GIVEN TASK — The records below are to be repeated in full, exactly as they are.

--------------------

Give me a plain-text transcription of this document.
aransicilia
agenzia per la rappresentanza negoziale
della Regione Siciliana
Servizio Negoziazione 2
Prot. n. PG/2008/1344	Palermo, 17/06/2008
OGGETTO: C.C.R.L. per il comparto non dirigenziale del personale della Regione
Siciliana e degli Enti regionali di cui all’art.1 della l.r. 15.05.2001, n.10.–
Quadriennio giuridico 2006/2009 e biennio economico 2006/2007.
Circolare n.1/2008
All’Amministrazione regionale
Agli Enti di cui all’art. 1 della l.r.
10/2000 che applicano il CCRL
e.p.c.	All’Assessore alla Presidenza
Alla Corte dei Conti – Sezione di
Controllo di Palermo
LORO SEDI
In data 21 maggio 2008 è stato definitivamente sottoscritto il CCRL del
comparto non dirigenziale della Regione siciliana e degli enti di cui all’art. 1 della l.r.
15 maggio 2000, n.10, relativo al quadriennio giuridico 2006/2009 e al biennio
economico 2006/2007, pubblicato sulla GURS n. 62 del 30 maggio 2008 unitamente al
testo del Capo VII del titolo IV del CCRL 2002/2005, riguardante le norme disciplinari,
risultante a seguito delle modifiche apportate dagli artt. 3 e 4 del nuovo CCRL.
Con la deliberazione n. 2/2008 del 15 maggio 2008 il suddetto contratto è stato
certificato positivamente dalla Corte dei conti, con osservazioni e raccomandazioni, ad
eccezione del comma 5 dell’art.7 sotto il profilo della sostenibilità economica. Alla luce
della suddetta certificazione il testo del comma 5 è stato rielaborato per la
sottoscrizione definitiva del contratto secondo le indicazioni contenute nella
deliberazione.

--------------------

CORRECT RESPONSE —
Give me a plain-text transcription of this document.
aransicilia
agenzia per la rappresentanza negoziale
della Regione Siciliana
Servizio Negoziazione 2
Prot. n. PG/2008/1344	Palermo, 17/06/2008
OGGETTO: C.C.R.L. per il comparto non dirigenziale del personale della Regione
Siciliana e degli Enti regionali di cui all’art.1 della l.r. 15.05.2001, n.10.–
Quadriennio giuridico 2006/2009 e biennio economico 2006/2007.
Circolare n.1/2008
All’Amministrazione regionale
Agli Enti di cui all’art. 1 della l.r.
10/2000 che applicano il CCRL
e.p.c.	All’Assessore alla Presidenza
Alla Corte dei Conti – Sezione di
Controllo di Palermo
LORO SEDI
In data 21 maggio 2008 è stato definitivamente sottoscritto il CCRL del
comparto non dirigenziale della Regione siciliana e degli enti di cui all’art. 1 della l.r.
15 maggio 2000, n.10, relativo al quadriennio giuridico 2006/2009 e al biennio
economico 2006/2007, pubblicato sulla GURS n. 62 del 30 maggio 2008 unitamente al
testo del Capo VII del titolo IV del CCRL 2002/2005, riguardante le norme disciplinari,
risultante a seguito delle modifiche apportate dagli artt. 3 e 4 del nuovo CCRL.
Con la deliberazione n. 2/2008 del 15 maggio 2008 il suddetto contratto è stato
certificato positivamente dalla Corte dei conti, con osservazioni e raccomandazioni, ad
eccezione del comma 5 dell’art.7 sotto il profilo della sostenibilità economica. Alla luce
della suddetta certificazione il testo del comma 5 è stato rielaborato per la
sottoscrizione definitiva del contratto secondo le indicazioni contenute nella
deliberazione.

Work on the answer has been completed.